[PROBLEM TO WORK ON]: Scan the material and copy every line in which "электронного" appears.

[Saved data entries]
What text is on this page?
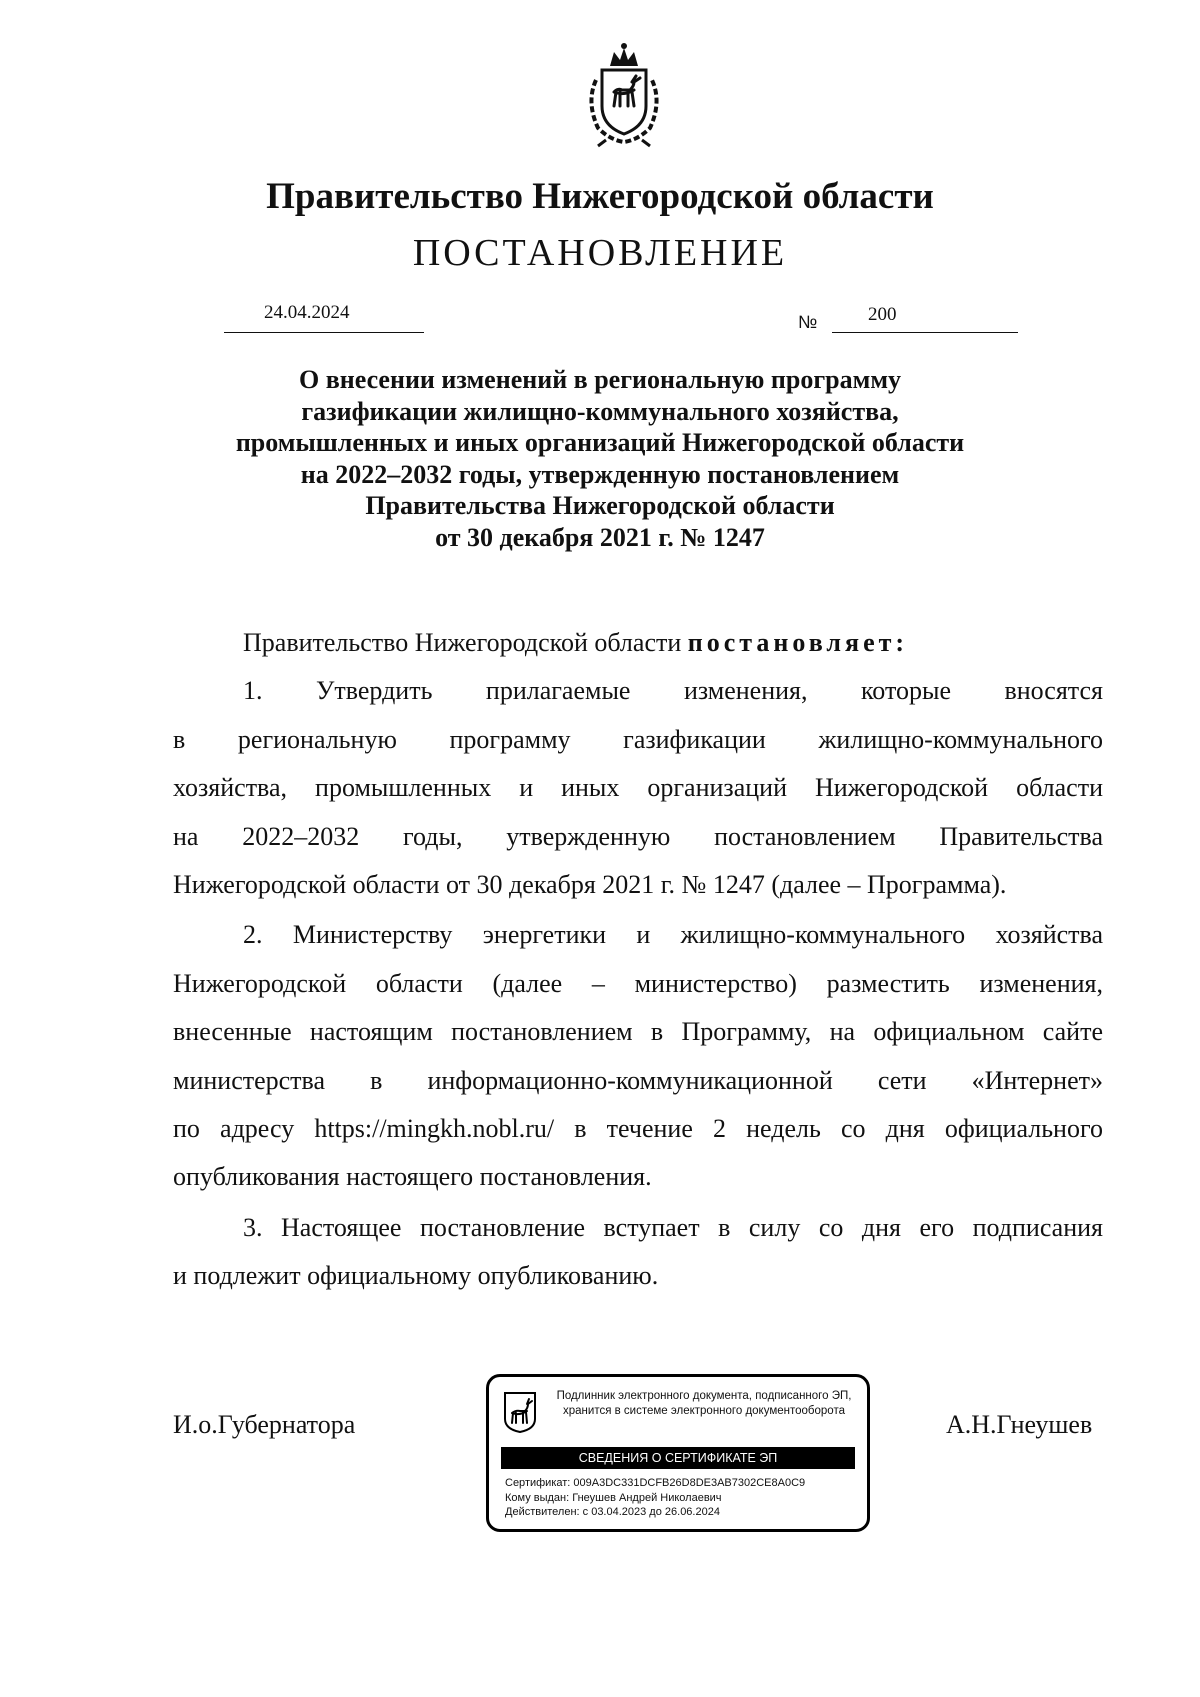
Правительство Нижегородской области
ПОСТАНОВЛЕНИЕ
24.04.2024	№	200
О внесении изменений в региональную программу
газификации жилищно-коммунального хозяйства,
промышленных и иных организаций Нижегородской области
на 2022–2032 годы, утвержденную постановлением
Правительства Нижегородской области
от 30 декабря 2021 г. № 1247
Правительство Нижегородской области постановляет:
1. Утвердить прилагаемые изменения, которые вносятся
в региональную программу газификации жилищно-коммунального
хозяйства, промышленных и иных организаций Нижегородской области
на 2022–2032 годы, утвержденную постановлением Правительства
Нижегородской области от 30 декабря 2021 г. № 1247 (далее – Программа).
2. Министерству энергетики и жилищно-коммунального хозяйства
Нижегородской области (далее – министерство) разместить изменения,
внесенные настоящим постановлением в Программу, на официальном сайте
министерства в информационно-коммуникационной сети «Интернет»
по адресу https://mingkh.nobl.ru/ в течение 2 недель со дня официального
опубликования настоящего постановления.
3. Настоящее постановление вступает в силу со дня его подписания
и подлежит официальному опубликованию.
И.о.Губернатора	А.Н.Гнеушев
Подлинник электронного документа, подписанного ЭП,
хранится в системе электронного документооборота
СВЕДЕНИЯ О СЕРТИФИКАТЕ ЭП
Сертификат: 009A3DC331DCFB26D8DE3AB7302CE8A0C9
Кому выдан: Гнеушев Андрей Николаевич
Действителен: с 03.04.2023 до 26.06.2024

[WRITTEN SOLUTION]:
Подлинник электронного документа, подписанного ЭП,
хранится в системе электронного документооборота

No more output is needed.